- EXERCISE GOAL
Go through the data below. Pull out every line that has the word "Beveren".

- Records from a data source

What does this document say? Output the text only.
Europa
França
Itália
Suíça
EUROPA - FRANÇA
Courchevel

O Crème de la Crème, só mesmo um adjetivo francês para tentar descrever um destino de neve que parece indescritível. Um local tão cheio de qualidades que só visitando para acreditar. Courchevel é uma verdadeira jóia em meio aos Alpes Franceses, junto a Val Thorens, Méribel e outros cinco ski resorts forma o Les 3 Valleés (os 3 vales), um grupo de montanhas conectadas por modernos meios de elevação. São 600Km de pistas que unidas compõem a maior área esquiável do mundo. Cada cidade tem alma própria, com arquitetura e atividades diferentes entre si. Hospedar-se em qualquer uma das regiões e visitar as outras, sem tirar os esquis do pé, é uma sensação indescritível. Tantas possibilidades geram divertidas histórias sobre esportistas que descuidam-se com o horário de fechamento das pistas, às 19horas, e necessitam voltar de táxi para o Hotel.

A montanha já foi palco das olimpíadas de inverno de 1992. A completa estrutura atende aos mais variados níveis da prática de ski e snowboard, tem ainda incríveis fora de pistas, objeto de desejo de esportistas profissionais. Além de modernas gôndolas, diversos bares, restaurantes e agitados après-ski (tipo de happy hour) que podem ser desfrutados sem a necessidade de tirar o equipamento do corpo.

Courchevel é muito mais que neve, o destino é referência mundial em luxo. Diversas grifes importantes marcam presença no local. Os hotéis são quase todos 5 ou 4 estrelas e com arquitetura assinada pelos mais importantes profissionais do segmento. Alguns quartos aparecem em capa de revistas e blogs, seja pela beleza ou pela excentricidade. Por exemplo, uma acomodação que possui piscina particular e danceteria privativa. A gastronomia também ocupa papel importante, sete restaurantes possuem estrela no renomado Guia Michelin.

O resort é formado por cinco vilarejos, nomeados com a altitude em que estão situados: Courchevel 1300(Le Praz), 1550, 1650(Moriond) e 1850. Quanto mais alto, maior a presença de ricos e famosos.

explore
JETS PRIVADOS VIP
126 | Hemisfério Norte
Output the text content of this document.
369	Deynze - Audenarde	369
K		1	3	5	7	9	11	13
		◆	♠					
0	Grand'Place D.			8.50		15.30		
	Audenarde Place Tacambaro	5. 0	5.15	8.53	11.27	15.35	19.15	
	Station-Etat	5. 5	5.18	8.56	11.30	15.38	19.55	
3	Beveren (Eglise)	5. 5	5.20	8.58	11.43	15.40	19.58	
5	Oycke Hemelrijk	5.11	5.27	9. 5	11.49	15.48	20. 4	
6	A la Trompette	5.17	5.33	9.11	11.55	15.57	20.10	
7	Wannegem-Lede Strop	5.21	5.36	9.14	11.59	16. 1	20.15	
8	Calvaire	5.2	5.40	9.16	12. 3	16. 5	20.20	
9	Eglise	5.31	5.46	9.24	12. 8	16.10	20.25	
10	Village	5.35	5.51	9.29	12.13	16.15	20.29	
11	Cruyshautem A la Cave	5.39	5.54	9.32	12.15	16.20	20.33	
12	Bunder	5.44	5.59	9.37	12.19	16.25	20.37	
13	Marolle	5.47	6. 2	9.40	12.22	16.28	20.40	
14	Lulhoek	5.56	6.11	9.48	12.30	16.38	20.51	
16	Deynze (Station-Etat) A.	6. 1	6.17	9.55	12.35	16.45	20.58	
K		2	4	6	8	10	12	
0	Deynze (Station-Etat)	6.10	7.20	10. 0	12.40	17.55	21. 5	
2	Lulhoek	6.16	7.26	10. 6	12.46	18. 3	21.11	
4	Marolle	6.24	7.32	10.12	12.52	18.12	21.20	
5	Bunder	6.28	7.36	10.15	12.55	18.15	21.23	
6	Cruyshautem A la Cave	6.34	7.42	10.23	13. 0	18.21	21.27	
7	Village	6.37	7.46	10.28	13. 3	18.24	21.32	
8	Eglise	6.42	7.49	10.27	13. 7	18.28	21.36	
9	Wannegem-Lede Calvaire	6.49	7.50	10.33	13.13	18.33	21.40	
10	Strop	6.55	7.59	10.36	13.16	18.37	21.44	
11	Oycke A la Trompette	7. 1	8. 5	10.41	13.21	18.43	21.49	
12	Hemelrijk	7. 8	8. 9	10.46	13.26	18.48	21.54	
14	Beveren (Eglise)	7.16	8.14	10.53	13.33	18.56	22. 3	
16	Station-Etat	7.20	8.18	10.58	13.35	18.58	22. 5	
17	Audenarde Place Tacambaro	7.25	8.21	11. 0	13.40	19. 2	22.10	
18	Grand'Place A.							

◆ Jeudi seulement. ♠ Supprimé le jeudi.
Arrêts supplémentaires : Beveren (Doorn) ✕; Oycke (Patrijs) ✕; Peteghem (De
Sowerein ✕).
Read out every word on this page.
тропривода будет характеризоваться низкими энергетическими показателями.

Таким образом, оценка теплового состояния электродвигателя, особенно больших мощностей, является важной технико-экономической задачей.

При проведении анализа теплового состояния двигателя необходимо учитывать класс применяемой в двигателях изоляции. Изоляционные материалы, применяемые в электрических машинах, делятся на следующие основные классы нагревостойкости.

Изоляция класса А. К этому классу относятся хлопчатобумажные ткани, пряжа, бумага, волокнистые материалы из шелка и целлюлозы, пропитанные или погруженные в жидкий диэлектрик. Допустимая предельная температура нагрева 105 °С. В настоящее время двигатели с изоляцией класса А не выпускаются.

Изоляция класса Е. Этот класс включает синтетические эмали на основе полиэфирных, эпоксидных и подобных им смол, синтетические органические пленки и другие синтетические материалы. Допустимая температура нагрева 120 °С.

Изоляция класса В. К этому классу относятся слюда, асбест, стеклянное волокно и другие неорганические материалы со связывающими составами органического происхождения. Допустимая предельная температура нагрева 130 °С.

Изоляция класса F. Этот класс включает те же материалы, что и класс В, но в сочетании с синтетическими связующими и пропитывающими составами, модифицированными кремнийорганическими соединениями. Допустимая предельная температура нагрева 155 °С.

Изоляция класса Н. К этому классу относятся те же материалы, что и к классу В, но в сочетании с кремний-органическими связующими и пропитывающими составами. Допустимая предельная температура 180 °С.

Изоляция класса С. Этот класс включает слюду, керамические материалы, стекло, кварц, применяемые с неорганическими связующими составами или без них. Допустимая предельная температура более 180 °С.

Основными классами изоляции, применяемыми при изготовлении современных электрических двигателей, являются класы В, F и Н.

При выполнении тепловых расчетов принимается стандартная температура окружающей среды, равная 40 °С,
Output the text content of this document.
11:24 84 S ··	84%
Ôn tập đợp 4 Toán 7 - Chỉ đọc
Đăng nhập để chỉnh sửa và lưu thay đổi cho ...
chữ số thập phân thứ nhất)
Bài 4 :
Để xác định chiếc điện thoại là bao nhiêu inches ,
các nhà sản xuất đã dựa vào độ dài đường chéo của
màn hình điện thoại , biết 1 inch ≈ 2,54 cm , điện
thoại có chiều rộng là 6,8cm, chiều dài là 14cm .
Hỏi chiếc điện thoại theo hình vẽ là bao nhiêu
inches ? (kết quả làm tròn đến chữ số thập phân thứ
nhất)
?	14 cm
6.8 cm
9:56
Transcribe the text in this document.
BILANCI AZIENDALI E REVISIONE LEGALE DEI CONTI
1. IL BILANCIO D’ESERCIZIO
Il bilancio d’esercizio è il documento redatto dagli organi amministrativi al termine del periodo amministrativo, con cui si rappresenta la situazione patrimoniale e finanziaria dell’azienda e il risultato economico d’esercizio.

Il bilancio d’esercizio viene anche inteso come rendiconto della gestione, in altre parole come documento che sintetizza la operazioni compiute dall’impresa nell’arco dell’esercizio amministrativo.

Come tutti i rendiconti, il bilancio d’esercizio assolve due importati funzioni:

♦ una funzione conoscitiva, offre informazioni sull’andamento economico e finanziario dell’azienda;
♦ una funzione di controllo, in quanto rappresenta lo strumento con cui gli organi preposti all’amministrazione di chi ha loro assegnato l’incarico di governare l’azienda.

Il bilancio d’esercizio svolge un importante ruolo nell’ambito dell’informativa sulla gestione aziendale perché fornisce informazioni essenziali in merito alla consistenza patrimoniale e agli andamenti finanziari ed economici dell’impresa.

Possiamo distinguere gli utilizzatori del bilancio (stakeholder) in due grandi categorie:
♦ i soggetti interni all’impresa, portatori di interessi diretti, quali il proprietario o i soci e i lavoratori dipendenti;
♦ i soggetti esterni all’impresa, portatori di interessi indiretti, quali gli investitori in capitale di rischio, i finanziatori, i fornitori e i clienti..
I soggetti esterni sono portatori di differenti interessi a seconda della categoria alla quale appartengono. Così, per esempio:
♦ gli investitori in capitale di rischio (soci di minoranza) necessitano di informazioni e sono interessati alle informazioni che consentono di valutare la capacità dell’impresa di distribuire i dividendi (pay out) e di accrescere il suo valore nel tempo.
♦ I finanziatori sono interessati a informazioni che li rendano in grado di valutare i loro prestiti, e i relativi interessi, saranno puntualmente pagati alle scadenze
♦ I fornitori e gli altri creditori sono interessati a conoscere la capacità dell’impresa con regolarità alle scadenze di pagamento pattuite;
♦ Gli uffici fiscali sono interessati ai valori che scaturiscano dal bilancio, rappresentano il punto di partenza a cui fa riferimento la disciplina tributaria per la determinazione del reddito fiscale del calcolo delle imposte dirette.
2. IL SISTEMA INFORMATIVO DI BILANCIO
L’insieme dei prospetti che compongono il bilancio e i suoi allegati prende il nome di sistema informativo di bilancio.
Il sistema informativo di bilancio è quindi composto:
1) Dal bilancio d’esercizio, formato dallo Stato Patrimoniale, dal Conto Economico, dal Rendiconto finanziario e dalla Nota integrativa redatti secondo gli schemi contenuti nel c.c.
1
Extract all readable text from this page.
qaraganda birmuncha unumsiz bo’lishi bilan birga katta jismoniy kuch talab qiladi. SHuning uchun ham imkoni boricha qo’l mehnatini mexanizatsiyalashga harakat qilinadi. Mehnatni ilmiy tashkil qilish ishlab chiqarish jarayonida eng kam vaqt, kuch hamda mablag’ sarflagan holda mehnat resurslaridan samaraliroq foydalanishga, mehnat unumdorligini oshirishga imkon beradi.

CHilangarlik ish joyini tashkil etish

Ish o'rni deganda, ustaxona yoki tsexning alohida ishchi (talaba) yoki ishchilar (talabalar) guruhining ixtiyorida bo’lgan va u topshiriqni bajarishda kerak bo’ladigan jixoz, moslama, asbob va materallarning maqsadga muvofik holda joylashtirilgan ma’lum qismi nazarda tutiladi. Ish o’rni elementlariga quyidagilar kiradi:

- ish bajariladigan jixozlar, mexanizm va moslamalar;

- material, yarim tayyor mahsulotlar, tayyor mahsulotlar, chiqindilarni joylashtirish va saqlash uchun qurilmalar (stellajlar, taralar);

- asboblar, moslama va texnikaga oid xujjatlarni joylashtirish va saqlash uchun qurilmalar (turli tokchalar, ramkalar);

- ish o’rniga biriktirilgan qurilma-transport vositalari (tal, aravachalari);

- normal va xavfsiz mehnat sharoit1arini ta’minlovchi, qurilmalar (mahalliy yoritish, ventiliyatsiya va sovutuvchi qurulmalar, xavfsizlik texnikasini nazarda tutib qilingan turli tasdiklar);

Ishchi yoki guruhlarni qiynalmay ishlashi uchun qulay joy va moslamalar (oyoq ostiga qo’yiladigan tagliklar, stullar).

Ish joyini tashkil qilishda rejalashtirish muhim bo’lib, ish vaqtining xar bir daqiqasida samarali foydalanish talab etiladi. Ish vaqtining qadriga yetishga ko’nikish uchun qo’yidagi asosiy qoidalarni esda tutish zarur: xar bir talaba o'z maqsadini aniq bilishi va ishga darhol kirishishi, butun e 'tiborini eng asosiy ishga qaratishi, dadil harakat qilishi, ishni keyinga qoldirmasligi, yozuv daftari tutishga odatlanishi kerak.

- SOLUTION FOR THIS EXERCISE
3	Beveren (Eglise)	5. 5	5.20	8.58	11.43	15.40	19.58	
14	Beveren (Eglise)	7.16	8.14	10.53	13.33	18.56	22. 3	
Arrêts supplémentaires : Beveren (Doorn) ✕; Oycke (Patrijs) ✕; Peteghem (De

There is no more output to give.